[Exercise instructions]: Repeat each entry as written and leave the images out of the copy.

[Working data]:
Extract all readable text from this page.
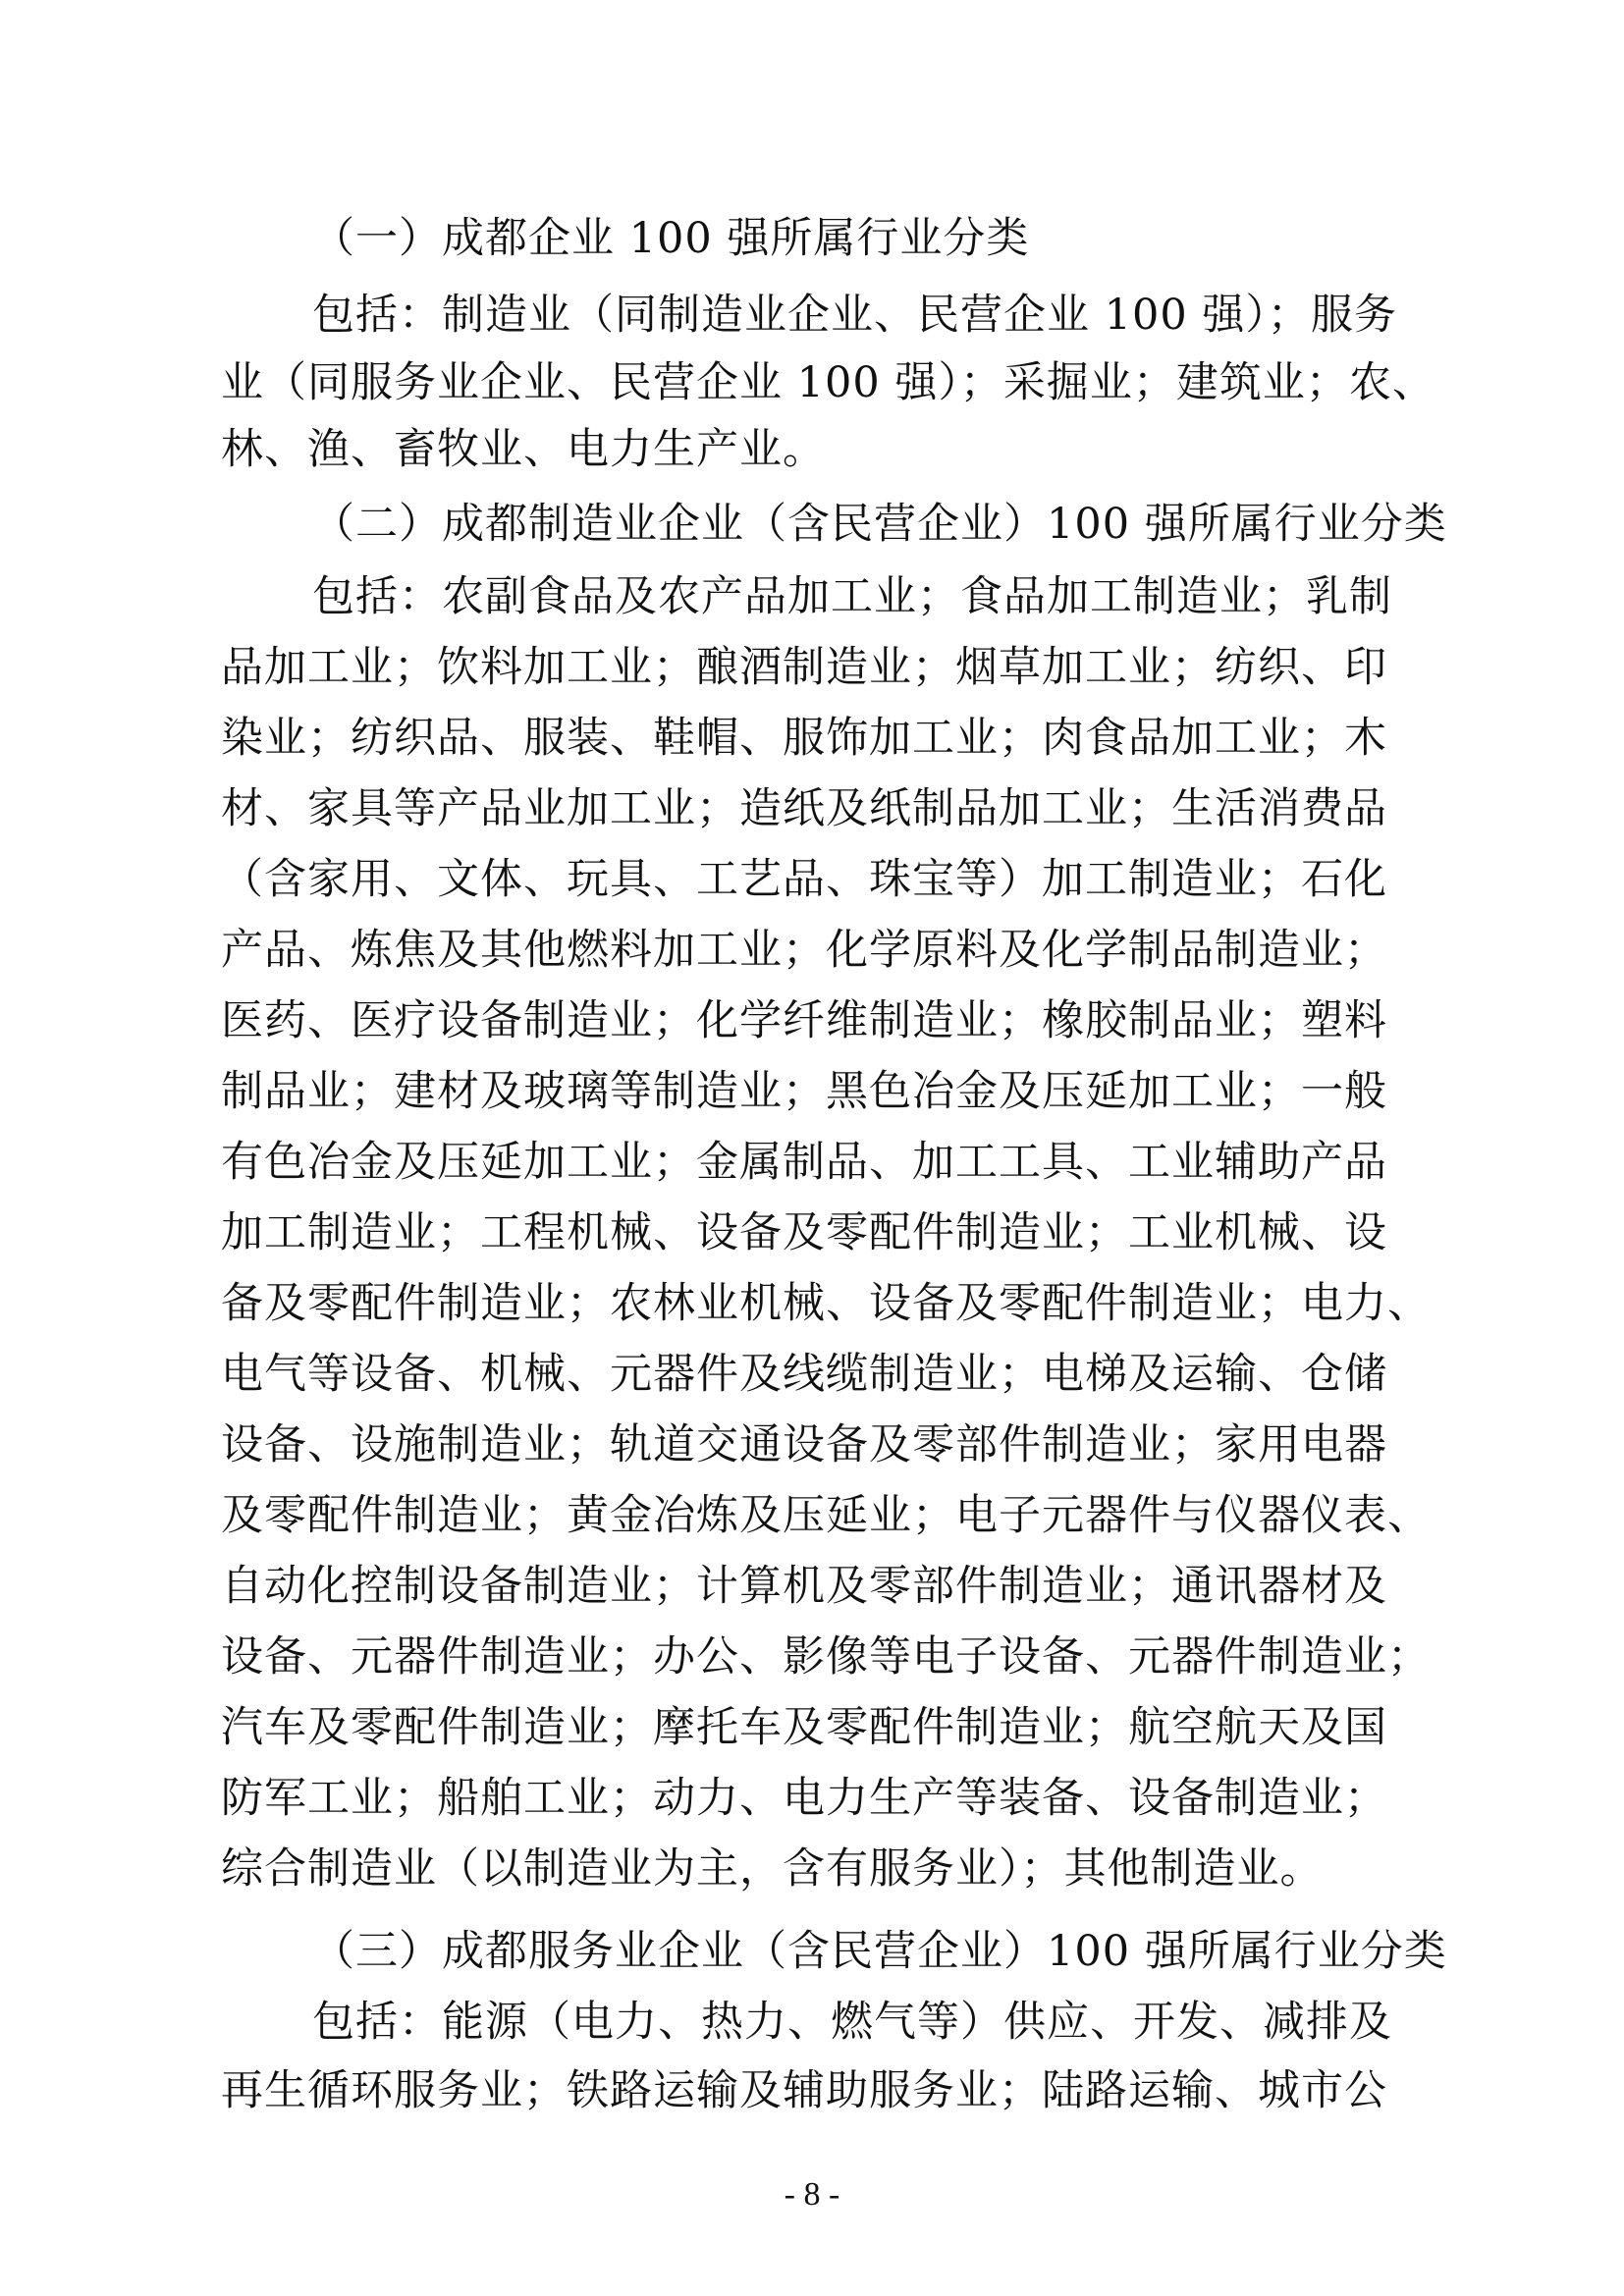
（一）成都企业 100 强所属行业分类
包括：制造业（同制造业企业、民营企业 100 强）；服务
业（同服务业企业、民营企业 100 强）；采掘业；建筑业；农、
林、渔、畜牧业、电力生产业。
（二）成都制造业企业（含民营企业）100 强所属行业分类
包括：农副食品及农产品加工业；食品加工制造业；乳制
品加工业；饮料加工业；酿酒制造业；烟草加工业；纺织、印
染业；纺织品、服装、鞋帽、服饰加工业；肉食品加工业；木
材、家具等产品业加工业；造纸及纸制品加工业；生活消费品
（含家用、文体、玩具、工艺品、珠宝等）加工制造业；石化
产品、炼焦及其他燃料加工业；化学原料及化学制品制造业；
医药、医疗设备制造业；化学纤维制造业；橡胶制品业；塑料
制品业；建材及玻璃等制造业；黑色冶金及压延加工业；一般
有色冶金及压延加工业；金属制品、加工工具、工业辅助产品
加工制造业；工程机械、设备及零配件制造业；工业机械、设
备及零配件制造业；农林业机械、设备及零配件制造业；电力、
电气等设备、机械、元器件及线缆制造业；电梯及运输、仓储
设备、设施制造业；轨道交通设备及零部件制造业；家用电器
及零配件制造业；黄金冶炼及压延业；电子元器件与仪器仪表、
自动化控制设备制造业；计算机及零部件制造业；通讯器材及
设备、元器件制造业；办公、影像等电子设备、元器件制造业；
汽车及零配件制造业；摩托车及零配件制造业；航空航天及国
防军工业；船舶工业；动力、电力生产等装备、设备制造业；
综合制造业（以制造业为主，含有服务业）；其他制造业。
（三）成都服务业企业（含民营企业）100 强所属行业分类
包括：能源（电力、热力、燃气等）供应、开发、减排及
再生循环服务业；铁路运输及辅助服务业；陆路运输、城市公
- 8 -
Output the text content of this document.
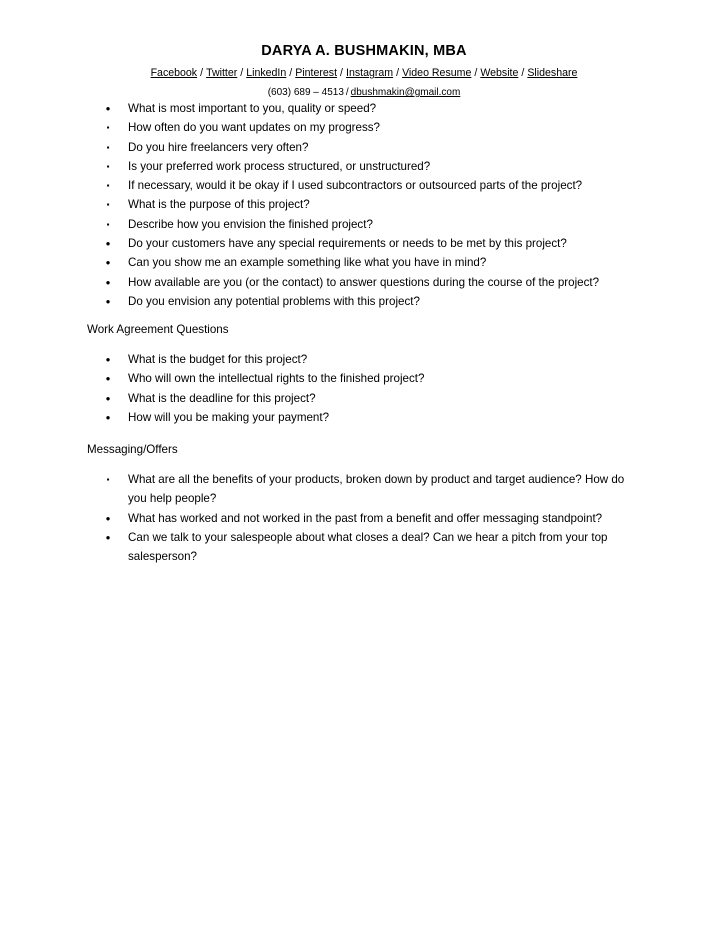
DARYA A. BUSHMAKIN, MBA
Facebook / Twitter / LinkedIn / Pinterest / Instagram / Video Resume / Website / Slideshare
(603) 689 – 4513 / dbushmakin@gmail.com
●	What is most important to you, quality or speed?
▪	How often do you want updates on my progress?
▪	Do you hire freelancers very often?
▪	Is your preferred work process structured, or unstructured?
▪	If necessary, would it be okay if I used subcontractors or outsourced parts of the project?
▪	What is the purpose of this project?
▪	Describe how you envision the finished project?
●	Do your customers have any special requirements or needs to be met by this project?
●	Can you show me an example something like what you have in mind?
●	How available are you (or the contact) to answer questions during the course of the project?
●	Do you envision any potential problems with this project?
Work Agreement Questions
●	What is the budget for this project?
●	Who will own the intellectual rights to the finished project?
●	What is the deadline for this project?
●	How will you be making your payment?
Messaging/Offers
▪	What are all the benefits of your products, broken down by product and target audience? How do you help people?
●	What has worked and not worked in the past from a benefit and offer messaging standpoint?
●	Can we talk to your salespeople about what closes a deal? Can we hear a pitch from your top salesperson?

[Output of the task]:
Extract all readable text from this page.
（一）成都企业 100 强所属行业分类
包括：制造业（同制造业企业、民营企业 100 强）；服务
业（同服务业企业、民营企业 100 强）；采掘业；建筑业；农、
林、渔、畜牧业、电力生产业。
（二）成都制造业企业（含民营企业）100 强所属行业分类
包括：农副食品及农产品加工业；食品加工制造业；乳制
品加工业；饮料加工业；酿酒制造业；烟草加工业；纺织、印
染业；纺织品、服装、鞋帽、服饰加工业；肉食品加工业；木
材、家具等产品业加工业；造纸及纸制品加工业；生活消费品
（含家用、文体、玩具、工艺品、珠宝等）加工制造业；石化
产品、炼焦及其他燃料加工业；化学原料及化学制品制造业；
医药、医疗设备制造业；化学纤维制造业；橡胶制品业；塑料
制品业；建材及玻璃等制造业；黑色冶金及压延加工业；一般
有色冶金及压延加工业；金属制品、加工工具、工业辅助产品
加工制造业；工程机械、设备及零配件制造业；工业机械、设
备及零配件制造业；农林业机械、设备及零配件制造业；电力、
电气等设备、机械、元器件及线缆制造业；电梯及运输、仓储
设备、设施制造业；轨道交通设备及零部件制造业；家用电器
及零配件制造业；黄金冶炼及压延业；电子元器件与仪器仪表、
自动化控制设备制造业；计算机及零部件制造业；通讯器材及
设备、元器件制造业；办公、影像等电子设备、元器件制造业；
汽车及零配件制造业；摩托车及零配件制造业；航空航天及国
防军工业；船舶工业；动力、电力生产等装备、设备制造业；
综合制造业（以制造业为主，含有服务业）；其他制造业。
（三）成都服务业企业（含民营企业）100 强所属行业分类
包括：能源（电力、热力、燃气等）供应、开发、减排及
再生循环服务业；铁路运输及辅助服务业；陆路运输、城市公
- 8 -
Output the text content of this document.
DARYA A. BUSHMAKIN, MBA
Facebook / Twitter / LinkedIn / Pinterest / Instagram / Video Resume / Website / Slideshare
(603) 689 – 4513 / dbushmakin@gmail.com
●	What is most important to you, quality or speed?
▪	How often do you want updates on my progress?
▪	Do you hire freelancers very often?
▪	Is your preferred work process structured, or unstructured?
▪	If necessary, would it be okay if I used subcontractors or outsourced parts of the project?
▪	What is the purpose of this project?
▪	Describe how you envision the finished project?
●	Do your customers have any special requirements or needs to be met by this project?
●	Can you show me an example something like what you have in mind?
●	How available are you (or the contact) to answer questions during the course of the project?
●	Do you envision any potential problems with this project?
Work Agreement Questions
●	What is the budget for this project?
●	Who will own the intellectual rights to the finished project?
●	What is the deadline for this project?
●	How will you be making your payment?
Messaging/Offers
▪	What are all the benefits of your products, broken down by product and target audience? How do you help people?
●	What has worked and not worked in the past from a benefit and offer messaging standpoint?
●	Can we talk to your salespeople about what closes a deal? Can we hear a pitch from your top salesperson?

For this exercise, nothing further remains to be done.